## [Required work]
Could you transcribe every record below exactly as written, leaving out any pictures?

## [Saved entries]

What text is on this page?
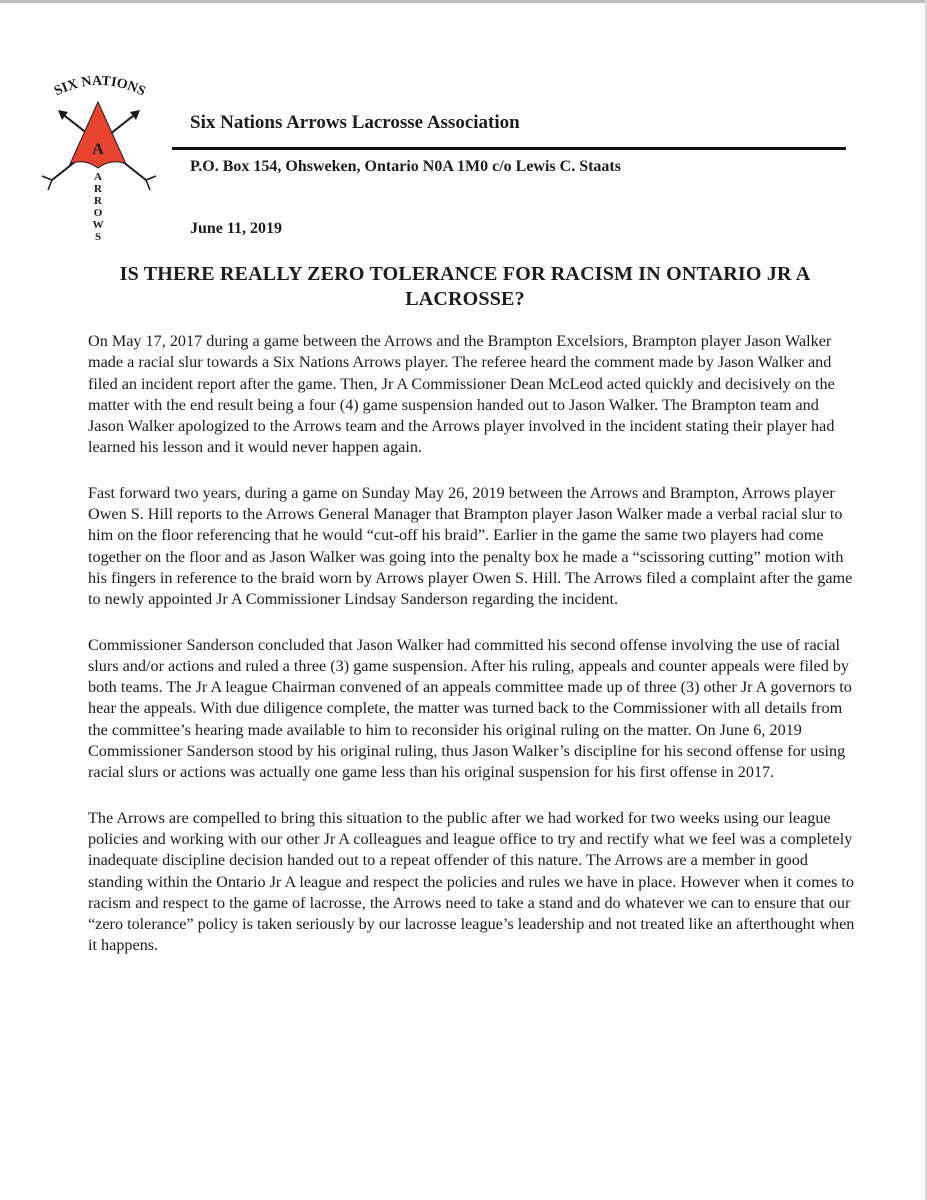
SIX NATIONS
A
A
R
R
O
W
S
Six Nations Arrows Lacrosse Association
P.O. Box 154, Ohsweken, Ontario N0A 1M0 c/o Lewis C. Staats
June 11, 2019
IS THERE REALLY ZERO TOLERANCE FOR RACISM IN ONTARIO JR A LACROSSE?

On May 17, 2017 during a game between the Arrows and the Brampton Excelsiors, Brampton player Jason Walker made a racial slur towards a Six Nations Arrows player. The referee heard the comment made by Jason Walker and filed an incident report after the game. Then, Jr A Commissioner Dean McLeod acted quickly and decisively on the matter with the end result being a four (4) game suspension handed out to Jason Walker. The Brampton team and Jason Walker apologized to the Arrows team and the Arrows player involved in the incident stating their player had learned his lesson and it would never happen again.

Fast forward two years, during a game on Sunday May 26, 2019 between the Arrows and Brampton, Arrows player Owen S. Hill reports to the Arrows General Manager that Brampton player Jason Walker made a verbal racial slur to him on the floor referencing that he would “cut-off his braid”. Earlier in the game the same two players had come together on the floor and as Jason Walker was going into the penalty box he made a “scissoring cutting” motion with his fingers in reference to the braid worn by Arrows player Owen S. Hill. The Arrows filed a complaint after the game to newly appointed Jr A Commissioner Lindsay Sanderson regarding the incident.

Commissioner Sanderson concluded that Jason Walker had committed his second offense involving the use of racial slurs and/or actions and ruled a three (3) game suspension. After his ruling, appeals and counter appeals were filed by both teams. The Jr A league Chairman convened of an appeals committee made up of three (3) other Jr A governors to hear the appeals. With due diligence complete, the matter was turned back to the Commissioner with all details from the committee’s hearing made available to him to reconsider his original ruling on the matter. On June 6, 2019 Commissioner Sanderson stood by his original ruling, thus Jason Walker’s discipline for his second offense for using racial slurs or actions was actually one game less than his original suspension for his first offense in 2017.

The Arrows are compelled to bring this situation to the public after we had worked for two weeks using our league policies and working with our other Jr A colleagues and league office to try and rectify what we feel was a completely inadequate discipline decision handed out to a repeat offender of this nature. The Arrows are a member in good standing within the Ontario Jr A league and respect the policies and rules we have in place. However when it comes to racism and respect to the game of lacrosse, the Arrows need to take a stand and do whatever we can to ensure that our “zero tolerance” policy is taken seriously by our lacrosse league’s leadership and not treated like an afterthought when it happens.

## [Exercise output]
What text is on this page?
SIX NATIONS
A
A
R
R
O
W
S
Six Nations Arrows Lacrosse Association
P.O. Box 154, Ohsweken, Ontario N0A 1M0 c/o Lewis C. Staats
June 11, 2019
IS THERE REALLY ZERO TOLERANCE FOR RACISM IN ONTARIO JR A LACROSSE?

On May 17, 2017 during a game between the Arrows and the Brampton Excelsiors, Brampton player Jason Walker made a racial slur towards a Six Nations Arrows player. The referee heard the comment made by Jason Walker and filed an incident report after the game. Then, Jr A Commissioner Dean McLeod acted quickly and decisively on the matter with the end result being a four (4) game suspension handed out to Jason Walker. The Brampton team and Jason Walker apologized to the Arrows team and the Arrows player involved in the incident stating their player had learned his lesson and it would never happen again.

Fast forward two years, during a game on Sunday May 26, 2019 between the Arrows and Brampton, Arrows player Owen S. Hill reports to the Arrows General Manager that Brampton player Jason Walker made a verbal racial slur to him on the floor referencing that he would “cut-off his braid”. Earlier in the game the same two players had come together on the floor and as Jason Walker was going into the penalty box he made a “scissoring cutting” motion with his fingers in reference to the braid worn by Arrows player Owen S. Hill. The Arrows filed a complaint after the game to newly appointed Jr A Commissioner Lindsay Sanderson regarding the incident.

Commissioner Sanderson concluded that Jason Walker had committed his second offense involving the use of racial slurs and/or actions and ruled a three (3) game suspension. After his ruling, appeals and counter appeals were filed by both teams. The Jr A league Chairman convened of an appeals committee made up of three (3) other Jr A governors to hear the appeals. With due diligence complete, the matter was turned back to the Commissioner with all details from the committee’s hearing made available to him to reconsider his original ruling on the matter. On June 6, 2019 Commissioner Sanderson stood by his original ruling, thus Jason Walker’s discipline for his second offense for using racial slurs or actions was actually one game less than his original suspension for his first offense in 2017.

The Arrows are compelled to bring this situation to the public after we had worked for two weeks using our league policies and working with our other Jr A colleagues and league office to try and rectify what we feel was a completely inadequate discipline decision handed out to a repeat offender of this nature. The Arrows are a member in good standing within the Ontario Jr A league and respect the policies and rules we have in place. However when it comes to racism and respect to the game of lacrosse, the Arrows need to take a stand and do whatever we can to ensure that our “zero tolerance” policy is taken seriously by our lacrosse league’s leadership and not treated like an afterthought when it happens.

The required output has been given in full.